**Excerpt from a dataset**
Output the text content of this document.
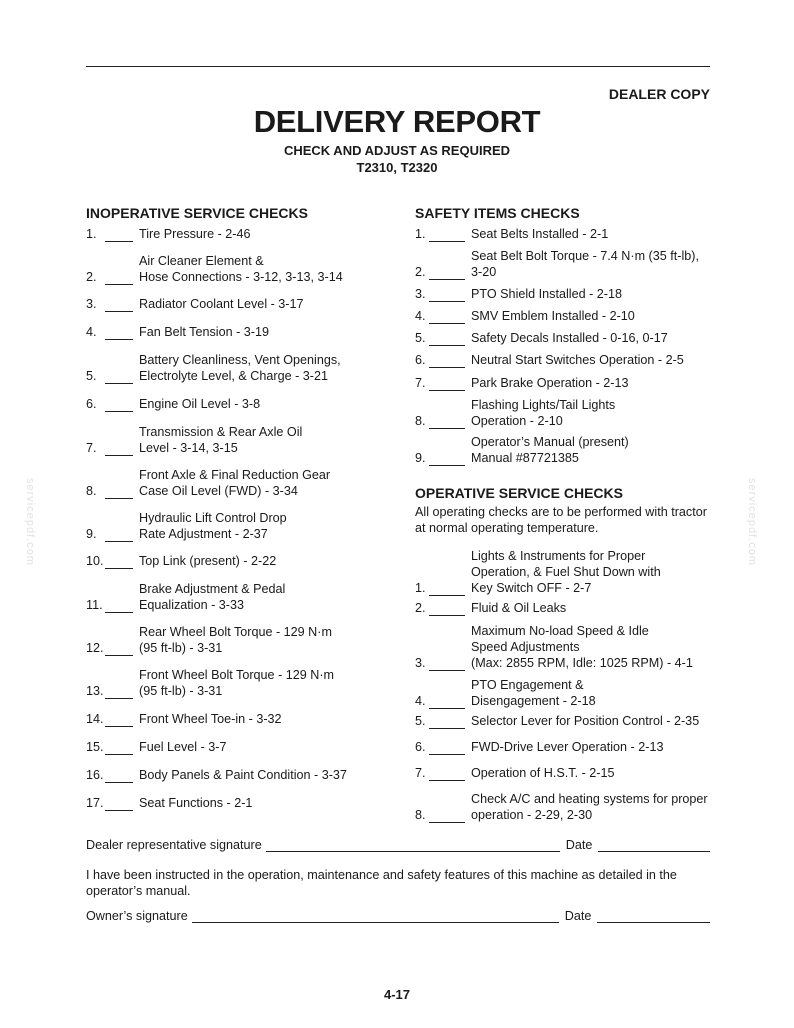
DEALER COPY
DELIVERY REPORT
CHECK AND ADJUST AS REQUIRED
T2310, T2320
INOPERATIVE SERVICE CHECKS
1.	Tire Pressure - 2-46
2.
Air Cleaner Element &
Hose Connections - 3-12, 3-13, 3-14
3.	Radiator Coolant Level - 3-17
4.	Fan Belt Tension - 3-19
5.
Battery Cleanliness, Vent Openings,
Electrolyte Level, & Charge - 3-21
6.	Engine Oil Level - 3-8
7.
Transmission & Rear Axle Oil
Level - 3-14, 3-15
8.
Front Axle & Final Reduction Gear
Case Oil Level (FWD) - 3-34
9.
Hydraulic Lift Control Drop
Rate Adjustment - 2-37
10.	Top Link (present) - 2-22
11.
Brake Adjustment & Pedal
Equalization - 3-33
12.
Rear Wheel Bolt Torque - 129 N·m
(95 ft-lb) - 3-31
13.
Front Wheel Bolt Torque - 129 N·m
(95 ft-lb) - 3-31
14.	Front Wheel Toe-in - 3-32
15.	Fuel Level - 3-7
16.	Body Panels & Paint Condition - 3-37
17.	Seat Functions - 2-1
SAFETY ITEMS CHECKS
1.	Seat Belts Installed - 2-1
2.
Seat Belt Bolt Torque - 7.4 N·m (35 ft-lb),
3-20
3.	PTO Shield Installed - 2-18
4.	SMV Emblem Installed - 2-10
5.	Safety Decals Installed - 0-16, 0-17
6.	Neutral Start Switches Operation - 2-5
7.	Park Brake Operation - 2-13
8.
Flashing Lights/Tail Lights
Operation - 2-10
9.
Operator’s Manual (present)
Manual #87721385
OPERATIVE SERVICE CHECKS
All operating checks are to be performed with tractor
at normal operating temperature.
1.
Lights & Instruments for Proper
Operation, & Fuel Shut Down with
Key Switch OFF - 2-7
2.	Fluid & Oil Leaks
3.
Maximum No-load Speed & Idle
Speed Adjustments
(Max: 2855 RPM, Idle: 1025 RPM) - 4-1
4.
PTO Engagement &
Disengagement - 2-18
5.	Selector Lever for Position Control - 2-35
6.	FWD-Drive Lever Operation - 2-13
7.	Operation of H.S.T. - 2-15
8.
Check A/C and heating systems for proper
operation - 2-29, 2-30
Dealer representative signature	Date
I have been instructed in the operation, maintenance and safety features of this machine as detailed in the operator’s manual.
Owner’s signature	Date
4-17
servicepdf.com	servicepdf.com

**What to work on**
Identify the lines of the data that contain the word "Bolt". Copy each of them.

**Result of this task**
Rear Wheel Bolt Torque - 129 N·m
Front Wheel Bolt Torque - 129 N·m
Seat Belt Bolt Torque - 7.4 N·m (35 ft-lb),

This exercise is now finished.